» **AIM OF THE EXERCISE**
Check each line of the records below and collect those holding "Procurement".
>> begin STORED ROWS
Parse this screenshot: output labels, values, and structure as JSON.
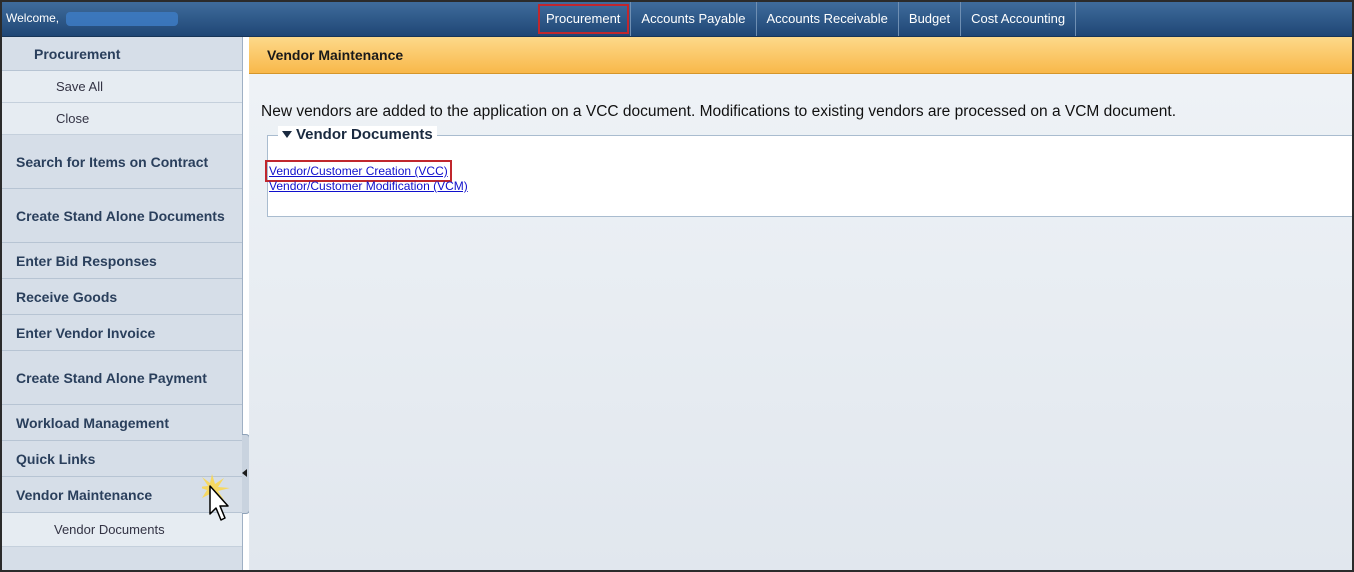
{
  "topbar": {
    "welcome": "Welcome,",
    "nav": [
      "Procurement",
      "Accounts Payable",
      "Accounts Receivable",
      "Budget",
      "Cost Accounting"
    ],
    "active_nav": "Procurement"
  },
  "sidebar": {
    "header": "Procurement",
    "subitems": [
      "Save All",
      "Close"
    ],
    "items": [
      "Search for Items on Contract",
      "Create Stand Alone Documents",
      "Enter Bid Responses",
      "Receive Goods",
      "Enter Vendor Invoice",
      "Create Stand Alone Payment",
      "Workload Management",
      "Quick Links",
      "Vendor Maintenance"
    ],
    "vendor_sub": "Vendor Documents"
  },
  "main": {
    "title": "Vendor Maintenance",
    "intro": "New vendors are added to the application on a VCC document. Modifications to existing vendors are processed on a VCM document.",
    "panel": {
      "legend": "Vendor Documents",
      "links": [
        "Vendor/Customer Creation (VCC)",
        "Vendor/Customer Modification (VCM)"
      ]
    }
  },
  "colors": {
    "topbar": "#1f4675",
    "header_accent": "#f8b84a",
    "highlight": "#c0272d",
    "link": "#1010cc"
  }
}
>> end STORED ROWS
>> begin STORED ROWS
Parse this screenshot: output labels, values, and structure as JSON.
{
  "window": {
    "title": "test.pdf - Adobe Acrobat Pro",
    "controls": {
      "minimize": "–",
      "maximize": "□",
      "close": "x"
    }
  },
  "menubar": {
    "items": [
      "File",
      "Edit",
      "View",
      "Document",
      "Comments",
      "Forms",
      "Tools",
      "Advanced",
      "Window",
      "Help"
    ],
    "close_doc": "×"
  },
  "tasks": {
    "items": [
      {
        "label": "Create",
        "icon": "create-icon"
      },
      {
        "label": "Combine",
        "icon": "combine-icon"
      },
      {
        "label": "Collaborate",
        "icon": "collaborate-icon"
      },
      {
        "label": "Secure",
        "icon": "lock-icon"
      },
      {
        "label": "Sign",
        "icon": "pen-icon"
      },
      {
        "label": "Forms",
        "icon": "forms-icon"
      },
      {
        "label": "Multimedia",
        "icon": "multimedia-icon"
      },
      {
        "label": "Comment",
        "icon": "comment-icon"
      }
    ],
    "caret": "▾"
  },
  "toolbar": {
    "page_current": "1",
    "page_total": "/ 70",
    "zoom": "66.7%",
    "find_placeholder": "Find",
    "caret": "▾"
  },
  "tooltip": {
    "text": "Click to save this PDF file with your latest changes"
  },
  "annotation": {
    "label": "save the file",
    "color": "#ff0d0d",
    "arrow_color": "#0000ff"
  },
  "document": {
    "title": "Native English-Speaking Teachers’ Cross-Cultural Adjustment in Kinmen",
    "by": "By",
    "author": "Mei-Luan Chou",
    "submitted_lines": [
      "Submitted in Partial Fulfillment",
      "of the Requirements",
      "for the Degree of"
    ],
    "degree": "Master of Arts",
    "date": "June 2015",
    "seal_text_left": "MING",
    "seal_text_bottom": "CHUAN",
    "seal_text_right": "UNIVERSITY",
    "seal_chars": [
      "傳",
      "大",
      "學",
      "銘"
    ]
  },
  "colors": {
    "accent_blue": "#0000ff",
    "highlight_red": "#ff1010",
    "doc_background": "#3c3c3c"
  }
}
>> end STORED ROWS
» **TASK OUTPUT**
      "Procurement",
    "active_nav": "Procurement"
    "header": "Procurement",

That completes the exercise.